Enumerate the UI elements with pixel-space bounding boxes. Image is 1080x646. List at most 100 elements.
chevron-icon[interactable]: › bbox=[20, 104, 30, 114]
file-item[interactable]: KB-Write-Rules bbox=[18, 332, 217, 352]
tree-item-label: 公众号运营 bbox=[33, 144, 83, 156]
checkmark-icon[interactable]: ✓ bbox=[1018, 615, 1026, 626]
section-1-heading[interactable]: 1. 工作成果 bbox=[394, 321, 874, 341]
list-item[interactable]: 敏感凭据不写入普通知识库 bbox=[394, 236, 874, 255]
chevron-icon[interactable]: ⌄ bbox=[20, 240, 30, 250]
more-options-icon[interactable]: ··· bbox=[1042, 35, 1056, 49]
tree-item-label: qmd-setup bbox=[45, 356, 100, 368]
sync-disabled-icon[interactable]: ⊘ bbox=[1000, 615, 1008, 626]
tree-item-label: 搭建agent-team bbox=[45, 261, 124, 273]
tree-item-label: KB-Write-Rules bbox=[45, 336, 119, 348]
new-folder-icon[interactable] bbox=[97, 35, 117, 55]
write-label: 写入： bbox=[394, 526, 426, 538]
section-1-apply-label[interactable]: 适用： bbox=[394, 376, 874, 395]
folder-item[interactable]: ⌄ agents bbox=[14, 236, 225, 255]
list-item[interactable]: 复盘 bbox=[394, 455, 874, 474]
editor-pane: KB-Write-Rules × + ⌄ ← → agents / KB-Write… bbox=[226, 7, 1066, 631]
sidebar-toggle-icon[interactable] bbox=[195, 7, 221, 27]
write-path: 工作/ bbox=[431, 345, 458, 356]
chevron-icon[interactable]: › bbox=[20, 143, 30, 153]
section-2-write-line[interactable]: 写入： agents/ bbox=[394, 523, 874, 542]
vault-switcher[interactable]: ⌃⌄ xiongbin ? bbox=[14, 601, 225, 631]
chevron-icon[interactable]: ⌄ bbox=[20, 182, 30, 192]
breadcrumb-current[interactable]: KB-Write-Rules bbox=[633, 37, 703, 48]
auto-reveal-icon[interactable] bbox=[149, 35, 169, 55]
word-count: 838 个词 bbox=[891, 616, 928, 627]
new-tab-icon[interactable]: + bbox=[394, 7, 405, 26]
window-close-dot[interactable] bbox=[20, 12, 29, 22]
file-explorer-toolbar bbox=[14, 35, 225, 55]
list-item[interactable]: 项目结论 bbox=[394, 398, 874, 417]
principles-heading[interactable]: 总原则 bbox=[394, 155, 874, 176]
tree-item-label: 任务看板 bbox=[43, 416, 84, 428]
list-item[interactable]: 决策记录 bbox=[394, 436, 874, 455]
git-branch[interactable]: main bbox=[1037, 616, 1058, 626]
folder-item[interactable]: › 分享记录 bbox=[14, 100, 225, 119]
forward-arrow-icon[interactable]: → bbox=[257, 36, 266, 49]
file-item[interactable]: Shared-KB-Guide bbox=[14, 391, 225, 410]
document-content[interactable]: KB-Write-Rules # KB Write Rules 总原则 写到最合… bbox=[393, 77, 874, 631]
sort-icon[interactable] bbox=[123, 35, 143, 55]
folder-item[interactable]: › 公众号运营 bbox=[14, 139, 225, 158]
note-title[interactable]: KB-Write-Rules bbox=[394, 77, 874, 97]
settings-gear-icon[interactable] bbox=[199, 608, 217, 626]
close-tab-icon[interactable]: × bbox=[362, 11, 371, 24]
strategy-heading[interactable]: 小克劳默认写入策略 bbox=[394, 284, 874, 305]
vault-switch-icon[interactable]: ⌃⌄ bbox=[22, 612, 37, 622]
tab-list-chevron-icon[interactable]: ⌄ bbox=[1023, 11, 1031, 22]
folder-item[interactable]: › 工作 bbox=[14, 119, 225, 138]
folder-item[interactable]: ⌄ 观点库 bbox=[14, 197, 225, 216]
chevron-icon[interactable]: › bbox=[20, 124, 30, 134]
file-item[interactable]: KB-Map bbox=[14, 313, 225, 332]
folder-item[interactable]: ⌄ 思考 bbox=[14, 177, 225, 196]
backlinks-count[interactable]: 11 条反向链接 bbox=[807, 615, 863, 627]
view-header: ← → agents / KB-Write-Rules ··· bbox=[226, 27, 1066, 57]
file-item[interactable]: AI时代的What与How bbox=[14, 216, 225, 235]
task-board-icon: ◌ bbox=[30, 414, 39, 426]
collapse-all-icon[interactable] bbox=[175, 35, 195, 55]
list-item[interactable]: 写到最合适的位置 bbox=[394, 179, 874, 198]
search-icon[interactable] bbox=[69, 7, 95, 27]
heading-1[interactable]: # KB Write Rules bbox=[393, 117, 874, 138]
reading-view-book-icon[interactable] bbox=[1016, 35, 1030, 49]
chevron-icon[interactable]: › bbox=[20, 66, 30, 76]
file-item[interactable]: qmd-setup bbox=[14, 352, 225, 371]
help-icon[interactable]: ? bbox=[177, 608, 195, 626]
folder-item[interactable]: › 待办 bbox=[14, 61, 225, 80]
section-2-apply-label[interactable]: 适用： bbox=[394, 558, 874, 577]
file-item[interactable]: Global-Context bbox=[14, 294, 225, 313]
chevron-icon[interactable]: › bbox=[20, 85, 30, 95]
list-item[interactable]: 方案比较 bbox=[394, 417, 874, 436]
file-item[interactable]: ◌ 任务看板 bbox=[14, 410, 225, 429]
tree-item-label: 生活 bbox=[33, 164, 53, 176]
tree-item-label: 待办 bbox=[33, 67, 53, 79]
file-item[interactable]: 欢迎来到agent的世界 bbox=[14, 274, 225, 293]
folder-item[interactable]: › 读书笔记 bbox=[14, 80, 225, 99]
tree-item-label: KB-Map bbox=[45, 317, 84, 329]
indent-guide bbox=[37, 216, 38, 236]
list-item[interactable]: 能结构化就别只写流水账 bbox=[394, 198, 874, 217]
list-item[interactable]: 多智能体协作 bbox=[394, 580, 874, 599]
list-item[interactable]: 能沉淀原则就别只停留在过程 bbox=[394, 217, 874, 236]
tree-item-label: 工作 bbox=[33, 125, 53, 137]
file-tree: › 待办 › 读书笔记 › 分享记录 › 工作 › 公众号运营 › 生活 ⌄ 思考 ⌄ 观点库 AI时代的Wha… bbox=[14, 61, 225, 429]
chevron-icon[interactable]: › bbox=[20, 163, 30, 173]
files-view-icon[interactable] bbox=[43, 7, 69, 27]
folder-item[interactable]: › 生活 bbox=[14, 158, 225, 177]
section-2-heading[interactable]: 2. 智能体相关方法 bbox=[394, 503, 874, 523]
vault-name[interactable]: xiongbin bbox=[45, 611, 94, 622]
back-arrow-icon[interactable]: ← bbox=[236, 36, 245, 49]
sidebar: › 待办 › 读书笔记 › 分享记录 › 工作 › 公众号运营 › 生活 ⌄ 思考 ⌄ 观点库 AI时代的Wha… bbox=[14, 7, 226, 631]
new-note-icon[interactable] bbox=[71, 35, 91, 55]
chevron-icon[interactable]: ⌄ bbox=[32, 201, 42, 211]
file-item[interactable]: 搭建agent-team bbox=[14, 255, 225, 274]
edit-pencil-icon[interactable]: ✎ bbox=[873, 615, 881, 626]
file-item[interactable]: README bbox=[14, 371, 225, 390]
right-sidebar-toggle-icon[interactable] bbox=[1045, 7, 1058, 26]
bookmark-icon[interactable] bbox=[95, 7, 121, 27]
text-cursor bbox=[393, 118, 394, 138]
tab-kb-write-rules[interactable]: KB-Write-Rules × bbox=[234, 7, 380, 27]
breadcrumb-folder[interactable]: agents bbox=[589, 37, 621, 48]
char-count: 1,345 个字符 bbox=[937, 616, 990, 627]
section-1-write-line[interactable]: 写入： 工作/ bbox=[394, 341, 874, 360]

**Your instructions**
Copy every entry above word for word, keeping each line unchanged.

**Result of this task**
Enumerate the UI elements with pixel-space bounding boxes. Image is 1080x646. List at most 100 elements.
chevron-icon[interactable]: › bbox=[20, 104, 30, 114]
file-item[interactable]: KB-Write-Rules bbox=[18, 332, 217, 352]
tree-item-label: 公众号运营 bbox=[33, 144, 83, 156]
checkmark-icon[interactable]: ✓ bbox=[1018, 615, 1026, 626]
section-1-heading[interactable]: 1. 工作成果 bbox=[394, 321, 874, 341]
list-item[interactable]: 敏感凭据不写入普通知识库 bbox=[394, 236, 874, 255]
chevron-icon[interactable]: ⌄ bbox=[20, 240, 30, 250]
more-options-icon[interactable]: ··· bbox=[1042, 35, 1056, 49]
tree-item-label: qmd-setup bbox=[45, 356, 100, 368]
sync-disabled-icon[interactable]: ⊘ bbox=[1000, 615, 1008, 626]
tree-item-label: 搭建agent-team bbox=[45, 261, 124, 273]
tree-item-label: KB-Write-Rules bbox=[45, 336, 119, 348]
new-folder-icon[interactable] bbox=[97, 35, 117, 55]
write-label: 写入： bbox=[394, 526, 426, 538]
section-1-apply-label[interactable]: 适用： bbox=[394, 376, 874, 395]
folder-item[interactable]: ⌄ agents bbox=[14, 236, 225, 255]
list-item[interactable]: 复盘 bbox=[394, 455, 874, 474]
editor-pane: KB-Write-Rules × + ⌄ ← → agents / KB-Write… bbox=[226, 7, 1066, 631]
sidebar-toggle-icon[interactable] bbox=[195, 7, 221, 27]
write-path: 工作/ bbox=[431, 345, 458, 356]
chevron-icon[interactable]: › bbox=[20, 143, 30, 153]
section-2-write-line[interactable]: 写入： agents/ bbox=[394, 523, 874, 542]
vault-switcher[interactable]: ⌃⌄ xiongbin ? bbox=[14, 601, 225, 631]
chevron-icon[interactable]: ⌄ bbox=[20, 182, 30, 192]
breadcrumb-current[interactable]: KB-Write-Rules bbox=[633, 37, 703, 48]
auto-reveal-icon[interactable] bbox=[149, 35, 169, 55]
word-count: 838 个词 bbox=[891, 616, 928, 627]
new-tab-icon[interactable]: + bbox=[394, 7, 405, 26]
window-close-dot[interactable] bbox=[20, 12, 29, 22]
file-explorer-toolbar bbox=[14, 35, 225, 55]
list-item[interactable]: 项目结论 bbox=[394, 398, 874, 417]
principles-heading[interactable]: 总原则 bbox=[394, 155, 874, 176]
tree-item-label: 任务看板 bbox=[43, 416, 84, 428]
list-item[interactable]: 决策记录 bbox=[394, 436, 874, 455]
git-branch[interactable]: main bbox=[1037, 616, 1058, 626]
folder-item[interactable]: › 分享记录 bbox=[14, 100, 225, 119]
forward-arrow-icon[interactable]: → bbox=[257, 36, 266, 49]
file-item[interactable]: Shared-KB-Guide bbox=[14, 391, 225, 410]
document-content[interactable]: KB-Write-Rules # KB Write Rules 总原则 写到最合… bbox=[393, 77, 874, 631]
sort-icon[interactable] bbox=[123, 35, 143, 55]
folder-item[interactable]: › 公众号运营 bbox=[14, 139, 225, 158]
note-title[interactable]: KB-Write-Rules bbox=[394, 77, 874, 97]
settings-gear-icon[interactable] bbox=[199, 608, 217, 626]
close-tab-icon[interactable]: × bbox=[362, 11, 371, 24]
strategy-heading[interactable]: 小克劳默认写入策略 bbox=[394, 284, 874, 305]
vault-switch-icon[interactable]: ⌃⌄ bbox=[22, 612, 37, 622]
tab-list-chevron-icon[interactable]: ⌄ bbox=[1023, 11, 1031, 22]
folder-item[interactable]: › 工作 bbox=[14, 119, 225, 138]
folder-item[interactable]: ⌄ 观点库 bbox=[14, 197, 225, 216]
chevron-icon[interactable]: › bbox=[20, 124, 30, 134]
file-item[interactable]: KB-Map bbox=[14, 313, 225, 332]
folder-item[interactable]: ⌄ 思考 bbox=[14, 177, 225, 196]
backlinks-count[interactable]: 11 条反向链接 bbox=[807, 615, 863, 627]
view-header: ← → agents / KB-Write-Rules ··· bbox=[226, 27, 1066, 57]
file-item[interactable]: AI时代的What与How bbox=[14, 216, 225, 235]
task-board-icon: ◌ bbox=[30, 414, 39, 426]
collapse-all-icon[interactable] bbox=[175, 35, 195, 55]
list-item[interactable]: 写到最合适的位置 bbox=[394, 179, 874, 198]
search-icon[interactable] bbox=[69, 7, 95, 27]
heading-1[interactable]: # KB Write Rules bbox=[393, 117, 874, 138]
reading-view-book-icon[interactable] bbox=[1016, 35, 1030, 49]
chevron-icon[interactable]: › bbox=[20, 66, 30, 76]
file-item[interactable]: qmd-setup bbox=[14, 352, 225, 371]
help-icon[interactable]: ? bbox=[177, 608, 195, 626]
folder-item[interactable]: › 待办 bbox=[14, 61, 225, 80]
section-2-apply-label[interactable]: 适用： bbox=[394, 558, 874, 577]
file-item[interactable]: Global-Context bbox=[14, 294, 225, 313]
chevron-icon[interactable]: › bbox=[20, 85, 30, 95]
list-item[interactable]: 方案比较 bbox=[394, 417, 874, 436]
file-item[interactable]: ◌ 任务看板 bbox=[14, 410, 225, 429]
tree-item-label: 生活 bbox=[33, 164, 53, 176]
tree-item-label: 待办 bbox=[33, 67, 53, 79]
file-item[interactable]: 欢迎来到agent的世界 bbox=[14, 274, 225, 293]
folder-item[interactable]: › 读书笔记 bbox=[14, 80, 225, 99]
tree-item-label: KB-Map bbox=[45, 317, 84, 329]
indent-guide bbox=[37, 216, 38, 236]
list-item[interactable]: 能结构化就别只写流水账 bbox=[394, 198, 874, 217]
list-item[interactable]: 多智能体协作 bbox=[394, 580, 874, 599]
list-item[interactable]: 能沉淀原则就别只停留在过程 bbox=[394, 217, 874, 236]
tree-item-label: 工作 bbox=[33, 125, 53, 137]
file-tree: › 待办 › 读书笔记 › 分享记录 › 工作 › 公众号运营 › 生活 ⌄ 思考 ⌄ 观点库 AI时代的Wha… bbox=[14, 61, 225, 429]
chevron-icon[interactable]: › bbox=[20, 163, 30, 173]
files-view-icon[interactable] bbox=[43, 7, 69, 27]
folder-item[interactable]: › 生活 bbox=[14, 158, 225, 177]
section-2-heading[interactable]: 2. 智能体相关方法 bbox=[394, 503, 874, 523]
vault-name[interactable]: xiongbin bbox=[45, 611, 94, 622]
back-arrow-icon[interactable]: ← bbox=[236, 36, 245, 49]
sidebar: › 待办 › 读书笔记 › 分享记录 › 工作 › 公众号运营 › 生活 ⌄ 思考 ⌄ 观点库 AI时代的Wha… bbox=[14, 7, 226, 631]
new-note-icon[interactable] bbox=[71, 35, 91, 55]
chevron-icon[interactable]: ⌄ bbox=[32, 201, 42, 211]
file-item[interactable]: 搭建agent-team bbox=[14, 255, 225, 274]
edit-pencil-icon[interactable]: ✎ bbox=[873, 615, 881, 626]
file-item[interactable]: README bbox=[14, 371, 225, 390]
right-sidebar-toggle-icon[interactable] bbox=[1045, 7, 1058, 26]
bookmark-icon[interactable] bbox=[95, 7, 121, 27]
text-cursor bbox=[393, 118, 394, 138]
tab-kb-write-rules[interactable]: KB-Write-Rules × bbox=[234, 7, 380, 27]
breadcrumb-folder[interactable]: agents bbox=[589, 37, 621, 48]
char-count: 1,345 个字符 bbox=[937, 616, 990, 627]
section-1-write-line[interactable]: 写入： 工作/ bbox=[394, 341, 874, 360]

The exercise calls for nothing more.